## What is asked
Using the listing below, select the lines with the word "name" and copy them.

=-=-=-=-=

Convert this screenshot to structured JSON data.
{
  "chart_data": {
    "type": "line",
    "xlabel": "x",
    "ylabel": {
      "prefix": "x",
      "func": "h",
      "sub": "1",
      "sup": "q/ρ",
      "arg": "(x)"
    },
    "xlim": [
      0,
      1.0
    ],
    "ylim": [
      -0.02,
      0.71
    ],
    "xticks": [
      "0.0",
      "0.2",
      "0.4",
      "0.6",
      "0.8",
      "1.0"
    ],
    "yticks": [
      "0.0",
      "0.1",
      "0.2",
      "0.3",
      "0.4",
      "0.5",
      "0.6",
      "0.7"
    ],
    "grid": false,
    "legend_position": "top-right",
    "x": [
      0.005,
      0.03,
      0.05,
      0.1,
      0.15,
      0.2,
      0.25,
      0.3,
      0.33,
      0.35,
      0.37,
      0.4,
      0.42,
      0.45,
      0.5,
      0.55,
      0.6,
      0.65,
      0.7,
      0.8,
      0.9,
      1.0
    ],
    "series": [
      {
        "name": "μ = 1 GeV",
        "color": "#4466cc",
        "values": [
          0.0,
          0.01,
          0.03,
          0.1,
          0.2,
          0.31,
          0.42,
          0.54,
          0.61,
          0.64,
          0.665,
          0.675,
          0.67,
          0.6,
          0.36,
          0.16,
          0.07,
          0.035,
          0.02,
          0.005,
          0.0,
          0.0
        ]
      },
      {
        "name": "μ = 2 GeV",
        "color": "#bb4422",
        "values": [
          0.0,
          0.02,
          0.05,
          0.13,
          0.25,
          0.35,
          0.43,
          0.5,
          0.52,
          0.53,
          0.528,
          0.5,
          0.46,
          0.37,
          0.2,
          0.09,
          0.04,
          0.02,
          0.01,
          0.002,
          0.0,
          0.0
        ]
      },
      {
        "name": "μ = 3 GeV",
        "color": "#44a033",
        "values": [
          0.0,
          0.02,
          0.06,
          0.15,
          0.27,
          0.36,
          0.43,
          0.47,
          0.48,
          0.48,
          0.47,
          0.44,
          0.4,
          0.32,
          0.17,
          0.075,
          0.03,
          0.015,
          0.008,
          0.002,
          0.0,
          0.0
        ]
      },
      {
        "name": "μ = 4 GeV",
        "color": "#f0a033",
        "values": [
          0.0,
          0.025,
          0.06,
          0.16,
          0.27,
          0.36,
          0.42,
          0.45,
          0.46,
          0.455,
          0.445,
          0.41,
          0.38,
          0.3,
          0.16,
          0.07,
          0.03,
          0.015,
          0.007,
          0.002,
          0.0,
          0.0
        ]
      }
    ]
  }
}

=-=-=-=-=

## Answer to this exercise
        "name": "μ = 1 GeV",
        "name": "μ = 2 GeV",
        "name": "μ = 3 GeV",
        "name": "μ = 4 GeV",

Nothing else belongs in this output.